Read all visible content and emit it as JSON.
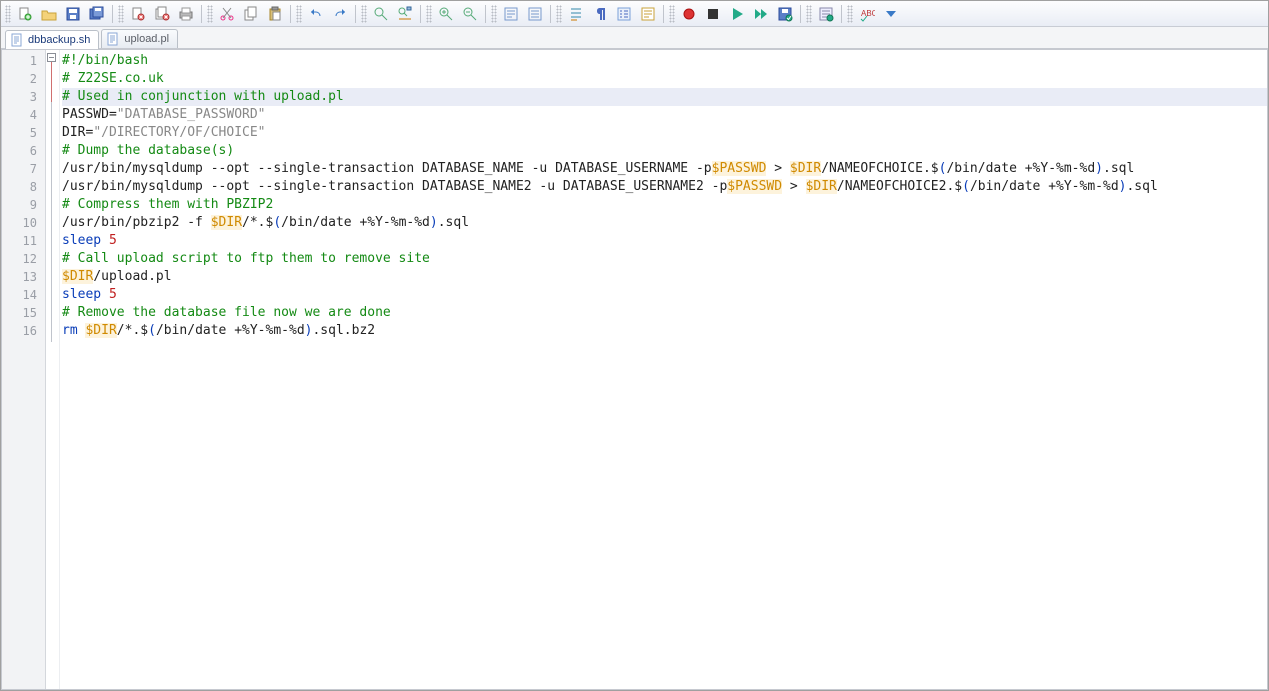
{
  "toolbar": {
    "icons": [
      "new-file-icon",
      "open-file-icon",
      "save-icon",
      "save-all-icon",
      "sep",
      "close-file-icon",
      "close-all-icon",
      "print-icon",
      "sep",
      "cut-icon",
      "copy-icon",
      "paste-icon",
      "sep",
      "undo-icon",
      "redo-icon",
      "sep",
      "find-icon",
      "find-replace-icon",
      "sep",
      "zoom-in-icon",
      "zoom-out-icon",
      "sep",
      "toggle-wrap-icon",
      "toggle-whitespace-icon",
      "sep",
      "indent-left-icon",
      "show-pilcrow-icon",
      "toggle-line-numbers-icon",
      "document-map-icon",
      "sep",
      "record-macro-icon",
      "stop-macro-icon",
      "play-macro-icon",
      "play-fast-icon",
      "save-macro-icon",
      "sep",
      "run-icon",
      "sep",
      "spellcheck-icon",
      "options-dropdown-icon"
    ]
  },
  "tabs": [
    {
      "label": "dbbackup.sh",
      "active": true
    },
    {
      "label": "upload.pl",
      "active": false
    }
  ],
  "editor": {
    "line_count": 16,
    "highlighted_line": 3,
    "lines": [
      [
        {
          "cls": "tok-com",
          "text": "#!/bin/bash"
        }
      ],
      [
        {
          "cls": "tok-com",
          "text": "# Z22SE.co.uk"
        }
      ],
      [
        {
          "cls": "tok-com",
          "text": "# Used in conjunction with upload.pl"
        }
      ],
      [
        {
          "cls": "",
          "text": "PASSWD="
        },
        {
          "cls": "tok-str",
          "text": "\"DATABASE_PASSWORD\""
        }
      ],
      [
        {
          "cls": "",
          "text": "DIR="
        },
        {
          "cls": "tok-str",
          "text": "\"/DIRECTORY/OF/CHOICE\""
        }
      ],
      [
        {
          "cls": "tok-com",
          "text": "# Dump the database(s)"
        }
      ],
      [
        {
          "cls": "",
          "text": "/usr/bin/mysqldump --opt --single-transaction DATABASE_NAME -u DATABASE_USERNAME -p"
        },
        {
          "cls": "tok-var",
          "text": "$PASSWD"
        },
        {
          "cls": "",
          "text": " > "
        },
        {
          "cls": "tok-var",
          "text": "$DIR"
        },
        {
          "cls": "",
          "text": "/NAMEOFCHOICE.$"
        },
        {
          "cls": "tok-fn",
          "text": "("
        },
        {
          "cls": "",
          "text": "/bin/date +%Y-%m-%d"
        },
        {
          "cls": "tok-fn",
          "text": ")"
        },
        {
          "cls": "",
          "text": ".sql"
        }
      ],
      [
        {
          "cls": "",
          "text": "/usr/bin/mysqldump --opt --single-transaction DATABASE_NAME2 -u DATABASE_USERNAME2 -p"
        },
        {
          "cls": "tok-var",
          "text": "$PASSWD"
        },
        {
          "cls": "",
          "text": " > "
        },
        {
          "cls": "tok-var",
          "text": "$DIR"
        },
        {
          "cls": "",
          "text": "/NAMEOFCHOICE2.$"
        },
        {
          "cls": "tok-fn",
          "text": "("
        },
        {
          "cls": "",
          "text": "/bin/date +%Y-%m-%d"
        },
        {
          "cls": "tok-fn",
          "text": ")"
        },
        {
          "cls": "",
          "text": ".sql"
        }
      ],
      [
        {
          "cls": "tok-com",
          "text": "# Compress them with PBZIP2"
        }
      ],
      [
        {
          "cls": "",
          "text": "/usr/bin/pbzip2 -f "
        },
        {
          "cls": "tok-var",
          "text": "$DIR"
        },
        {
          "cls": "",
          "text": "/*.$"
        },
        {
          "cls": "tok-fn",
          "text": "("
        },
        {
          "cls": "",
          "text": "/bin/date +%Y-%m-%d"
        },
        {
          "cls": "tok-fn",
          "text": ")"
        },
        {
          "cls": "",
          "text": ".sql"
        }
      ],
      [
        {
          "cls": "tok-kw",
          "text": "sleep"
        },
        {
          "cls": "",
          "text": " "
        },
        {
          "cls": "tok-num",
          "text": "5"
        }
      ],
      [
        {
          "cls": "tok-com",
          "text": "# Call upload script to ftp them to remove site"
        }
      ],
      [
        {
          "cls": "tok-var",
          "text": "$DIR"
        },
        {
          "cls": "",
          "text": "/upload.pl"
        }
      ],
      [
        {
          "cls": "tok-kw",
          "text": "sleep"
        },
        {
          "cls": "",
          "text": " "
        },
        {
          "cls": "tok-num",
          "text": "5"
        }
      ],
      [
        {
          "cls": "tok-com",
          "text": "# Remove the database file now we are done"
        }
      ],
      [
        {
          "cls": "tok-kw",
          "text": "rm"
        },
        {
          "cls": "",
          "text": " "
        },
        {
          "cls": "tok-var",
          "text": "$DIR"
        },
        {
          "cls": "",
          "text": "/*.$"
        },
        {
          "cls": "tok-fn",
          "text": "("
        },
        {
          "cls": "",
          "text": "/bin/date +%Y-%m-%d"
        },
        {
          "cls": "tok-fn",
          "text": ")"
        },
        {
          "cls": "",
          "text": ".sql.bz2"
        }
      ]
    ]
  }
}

--------

*AIM*.
Repeat verbatim all the material, but not the pictures.

*REPLY*.
Read all visible content and emit it as JSON.
{
  "toolbar": {
    "icons": [
      "new-file-icon",
      "open-file-icon",
      "save-icon",
      "save-all-icon",
      "sep",
      "close-file-icon",
      "close-all-icon",
      "print-icon",
      "sep",
      "cut-icon",
      "copy-icon",
      "paste-icon",
      "sep",
      "undo-icon",
      "redo-icon",
      "sep",
      "find-icon",
      "find-replace-icon",
      "sep",
      "zoom-in-icon",
      "zoom-out-icon",
      "sep",
      "toggle-wrap-icon",
      "toggle-whitespace-icon",
      "sep",
      "indent-left-icon",
      "show-pilcrow-icon",
      "toggle-line-numbers-icon",
      "document-map-icon",
      "sep",
      "record-macro-icon",
      "stop-macro-icon",
      "play-macro-icon",
      "play-fast-icon",
      "save-macro-icon",
      "sep",
      "run-icon",
      "sep",
      "spellcheck-icon",
      "options-dropdown-icon"
    ]
  },
  "tabs": [
    {
      "label": "dbbackup.sh",
      "active": true
    },
    {
      "label": "upload.pl",
      "active": false
    }
  ],
  "editor": {
    "line_count": 16,
    "highlighted_line": 3,
    "lines": [
      [
        {
          "cls": "tok-com",
          "text": "#!/bin/bash"
        }
      ],
      [
        {
          "cls": "tok-com",
          "text": "# Z22SE.co.uk"
        }
      ],
      [
        {
          "cls": "tok-com",
          "text": "# Used in conjunction with upload.pl"
        }
      ],
      [
        {
          "cls": "",
          "text": "PASSWD="
        },
        {
          "cls": "tok-str",
          "text": "\"DATABASE_PASSWORD\""
        }
      ],
      [
        {
          "cls": "",
          "text": "DIR="
        },
        {
          "cls": "tok-str",
          "text": "\"/DIRECTORY/OF/CHOICE\""
        }
      ],
      [
        {
          "cls": "tok-com",
          "text": "# Dump the database(s)"
        }
      ],
      [
        {
          "cls": "",
          "text": "/usr/bin/mysqldump --opt --single-transaction DATABASE_NAME -u DATABASE_USERNAME -p"
        },
        {
          "cls": "tok-var",
          "text": "$PASSWD"
        },
        {
          "cls": "",
          "text": " > "
        },
        {
          "cls": "tok-var",
          "text": "$DIR"
        },
        {
          "cls": "",
          "text": "/NAMEOFCHOICE.$"
        },
        {
          "cls": "tok-fn",
          "text": "("
        },
        {
          "cls": "",
          "text": "/bin/date +%Y-%m-%d"
        },
        {
          "cls": "tok-fn",
          "text": ")"
        },
        {
          "cls": "",
          "text": ".sql"
        }
      ],
      [
        {
          "cls": "",
          "text": "/usr/bin/mysqldump --opt --single-transaction DATABASE_NAME2 -u DATABASE_USERNAME2 -p"
        },
        {
          "cls": "tok-var",
          "text": "$PASSWD"
        },
        {
          "cls": "",
          "text": " > "
        },
        {
          "cls": "tok-var",
          "text": "$DIR"
        },
        {
          "cls": "",
          "text": "/NAMEOFCHOICE2.$"
        },
        {
          "cls": "tok-fn",
          "text": "("
        },
        {
          "cls": "",
          "text": "/bin/date +%Y-%m-%d"
        },
        {
          "cls": "tok-fn",
          "text": ")"
        },
        {
          "cls": "",
          "text": ".sql"
        }
      ],
      [
        {
          "cls": "tok-com",
          "text": "# Compress them with PBZIP2"
        }
      ],
      [
        {
          "cls": "",
          "text": "/usr/bin/pbzip2 -f "
        },
        {
          "cls": "tok-var",
          "text": "$DIR"
        },
        {
          "cls": "",
          "text": "/*.$"
        },
        {
          "cls": "tok-fn",
          "text": "("
        },
        {
          "cls": "",
          "text": "/bin/date +%Y-%m-%d"
        },
        {
          "cls": "tok-fn",
          "text": ")"
        },
        {
          "cls": "",
          "text": ".sql"
        }
      ],
      [
        {
          "cls": "tok-kw",
          "text": "sleep"
        },
        {
          "cls": "",
          "text": " "
        },
        {
          "cls": "tok-num",
          "text": "5"
        }
      ],
      [
        {
          "cls": "tok-com",
          "text": "# Call upload script to ftp them to remove site"
        }
      ],
      [
        {
          "cls": "tok-var",
          "text": "$DIR"
        },
        {
          "cls": "",
          "text": "/upload.pl"
        }
      ],
      [
        {
          "cls": "tok-kw",
          "text": "sleep"
        },
        {
          "cls": "",
          "text": " "
        },
        {
          "cls": "tok-num",
          "text": "5"
        }
      ],
      [
        {
          "cls": "tok-com",
          "text": "# Remove the database file now we are done"
        }
      ],
      [
        {
          "cls": "tok-kw",
          "text": "rm"
        },
        {
          "cls": "",
          "text": " "
        },
        {
          "cls": "tok-var",
          "text": "$DIR"
        },
        {
          "cls": "",
          "text": "/*.$"
        },
        {
          "cls": "tok-fn",
          "text": "("
        },
        {
          "cls": "",
          "text": "/bin/date +%Y-%m-%d"
        },
        {
          "cls": "tok-fn",
          "text": ")"
        },
        {
          "cls": "",
          "text": ".sql.bz2"
        }
      ]
    ]
  }
}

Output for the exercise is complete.